▸ **Exercise description**
In this exercise, the entries below are to be transcribed exactly, line by line.
──────── Material to process
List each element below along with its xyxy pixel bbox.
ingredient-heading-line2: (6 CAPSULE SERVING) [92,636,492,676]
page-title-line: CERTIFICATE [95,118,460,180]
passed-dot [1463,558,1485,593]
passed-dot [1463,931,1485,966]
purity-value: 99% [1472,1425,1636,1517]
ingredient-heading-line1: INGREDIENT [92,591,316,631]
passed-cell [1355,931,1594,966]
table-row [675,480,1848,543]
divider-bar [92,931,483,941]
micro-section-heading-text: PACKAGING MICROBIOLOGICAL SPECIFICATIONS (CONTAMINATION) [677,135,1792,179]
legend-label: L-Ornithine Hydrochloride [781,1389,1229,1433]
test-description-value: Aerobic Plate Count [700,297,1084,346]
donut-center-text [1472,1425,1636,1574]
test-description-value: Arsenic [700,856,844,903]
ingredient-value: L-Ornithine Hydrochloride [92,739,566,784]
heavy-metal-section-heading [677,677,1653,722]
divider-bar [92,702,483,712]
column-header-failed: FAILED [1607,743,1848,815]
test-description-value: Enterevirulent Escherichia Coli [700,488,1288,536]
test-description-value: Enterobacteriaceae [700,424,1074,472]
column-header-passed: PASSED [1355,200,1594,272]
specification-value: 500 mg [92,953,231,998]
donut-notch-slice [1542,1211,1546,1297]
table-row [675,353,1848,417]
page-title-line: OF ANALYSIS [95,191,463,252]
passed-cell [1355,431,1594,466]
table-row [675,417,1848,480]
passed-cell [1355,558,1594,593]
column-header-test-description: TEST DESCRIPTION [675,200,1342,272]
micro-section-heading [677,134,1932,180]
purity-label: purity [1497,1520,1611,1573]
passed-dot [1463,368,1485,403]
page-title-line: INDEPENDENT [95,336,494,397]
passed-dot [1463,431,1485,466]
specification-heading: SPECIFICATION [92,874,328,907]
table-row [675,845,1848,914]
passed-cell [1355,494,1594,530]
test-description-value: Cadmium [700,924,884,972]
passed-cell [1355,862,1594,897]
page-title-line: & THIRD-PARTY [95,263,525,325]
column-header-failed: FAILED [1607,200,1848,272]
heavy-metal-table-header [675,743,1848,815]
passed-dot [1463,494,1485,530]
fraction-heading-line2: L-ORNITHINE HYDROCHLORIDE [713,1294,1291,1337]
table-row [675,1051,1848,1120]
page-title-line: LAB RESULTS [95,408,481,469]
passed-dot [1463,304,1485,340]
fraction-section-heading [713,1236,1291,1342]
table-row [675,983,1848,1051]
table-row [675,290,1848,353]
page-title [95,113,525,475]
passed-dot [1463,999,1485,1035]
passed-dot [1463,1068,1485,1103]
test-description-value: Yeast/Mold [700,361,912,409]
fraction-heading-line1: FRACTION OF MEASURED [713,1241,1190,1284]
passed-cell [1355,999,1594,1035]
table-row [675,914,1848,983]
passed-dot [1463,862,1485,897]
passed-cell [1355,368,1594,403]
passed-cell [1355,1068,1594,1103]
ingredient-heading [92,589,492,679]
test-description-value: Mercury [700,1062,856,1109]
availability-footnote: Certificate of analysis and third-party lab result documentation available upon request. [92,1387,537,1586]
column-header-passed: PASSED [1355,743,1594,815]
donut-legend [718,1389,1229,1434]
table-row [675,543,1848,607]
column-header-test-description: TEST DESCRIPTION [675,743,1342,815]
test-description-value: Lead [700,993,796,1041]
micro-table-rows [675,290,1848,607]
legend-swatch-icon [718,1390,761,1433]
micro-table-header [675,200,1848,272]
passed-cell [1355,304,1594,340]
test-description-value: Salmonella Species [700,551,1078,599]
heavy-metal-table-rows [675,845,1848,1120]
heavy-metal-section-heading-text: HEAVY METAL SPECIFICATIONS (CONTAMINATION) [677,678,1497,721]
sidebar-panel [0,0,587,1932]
────────────────
▸ **Exercise solution**
List each element below along with its xyxy pixel bbox.
ingredient-heading-line2: (6 CAPSULE SERVING) [92,636,492,676]
page-title-line: CERTIFICATE [95,118,460,180]
passed-dot [1463,558,1485,593]
passed-dot [1463,931,1485,966]
purity-value: 99% [1472,1425,1636,1517]
ingredient-heading-line1: INGREDIENT [92,591,316,631]
passed-cell [1355,931,1594,966]
table-row [675,480,1848,543]
divider-bar [92,931,483,941]
micro-section-heading-text: PACKAGING MICROBIOLOGICAL SPECIFICATIONS (CONTAMINATION) [677,135,1792,179]
legend-label: L-Ornithine Hydrochloride [781,1389,1229,1433]
test-description-value: Aerobic Plate Count [700,297,1084,346]
donut-center-text [1472,1425,1636,1574]
test-description-value: Arsenic [700,856,844,903]
ingredient-value: L-Ornithine Hydrochloride [92,739,566,784]
heavy-metal-section-heading [677,677,1653,722]
divider-bar [92,702,483,712]
column-header-failed: FAILED [1607,743,1848,815]
test-description-value: Enterevirulent Escherichia Coli [700,488,1288,536]
test-description-value: Enterobacteriaceae [700,424,1074,472]
column-header-passed: PASSED [1355,200,1594,272]
specification-value: 500 mg [92,953,231,998]
donut-notch-slice [1542,1211,1546,1297]
table-row [675,353,1848,417]
page-title-line: OF ANALYSIS [95,191,463,252]
passed-cell [1355,431,1594,466]
table-row [675,417,1848,480]
passed-cell [1355,558,1594,593]
column-header-test-description: TEST DESCRIPTION [675,200,1342,272]
micro-section-heading [677,134,1932,180]
purity-label: purity [1497,1520,1611,1573]
passed-dot [1463,368,1485,403]
page-title-line: INDEPENDENT [95,336,494,397]
passed-dot [1463,431,1485,466]
specification-heading: SPECIFICATION [92,874,328,907]
table-row [675,845,1848,914]
passed-cell [1355,494,1594,530]
test-description-value: Cadmium [700,924,884,972]
passed-cell [1355,862,1594,897]
page-title-line: & THIRD-PARTY [95,263,525,325]
column-header-failed: FAILED [1607,200,1848,272]
heavy-metal-table-header [675,743,1848,815]
passed-dot [1463,494,1485,530]
fraction-heading-line2: L-ORNITHINE HYDROCHLORIDE [713,1294,1291,1337]
table-row [675,1051,1848,1120]
page-title-line: LAB RESULTS [95,408,481,469]
passed-dot [1463,304,1485,340]
fraction-section-heading [713,1236,1291,1342]
table-row [675,983,1848,1051]
table-row [675,290,1848,353]
page-title [95,113,525,475]
passed-dot [1463,999,1485,1035]
passed-dot [1463,1068,1485,1103]
test-description-value: Yeast/Mold [700,361,912,409]
fraction-heading-line1: FRACTION OF MEASURED [713,1241,1190,1284]
passed-cell [1355,999,1594,1035]
table-row [675,914,1848,983]
passed-dot [1463,862,1485,897]
passed-cell [1355,368,1594,403]
passed-cell [1355,1068,1594,1103]
ingredient-heading [92,589,492,679]
test-description-value: Mercury [700,1062,856,1109]
availability-footnote: Certificate of analysis and third-party lab result documentation available upon request. [92,1387,537,1586]
column-header-passed: PASSED [1355,743,1594,815]
donut-legend [718,1389,1229,1434]
table-row [675,543,1848,607]
column-header-test-description: TEST DESCRIPTION [675,743,1342,815]
test-description-value: Lead [700,993,796,1041]
micro-table-rows [675,290,1848,607]
legend-swatch-icon [718,1390,761,1433]
micro-table-header [675,200,1848,272]
passed-cell [1355,304,1594,340]
test-description-value: Salmonella Species [700,551,1078,599]
heavy-metal-table-rows [675,845,1848,1120]
heavy-metal-section-heading-text: HEAVY METAL SPECIFICATIONS (CONTAMINATION) [677,678,1497,721]
sidebar-panel [0,0,587,1932]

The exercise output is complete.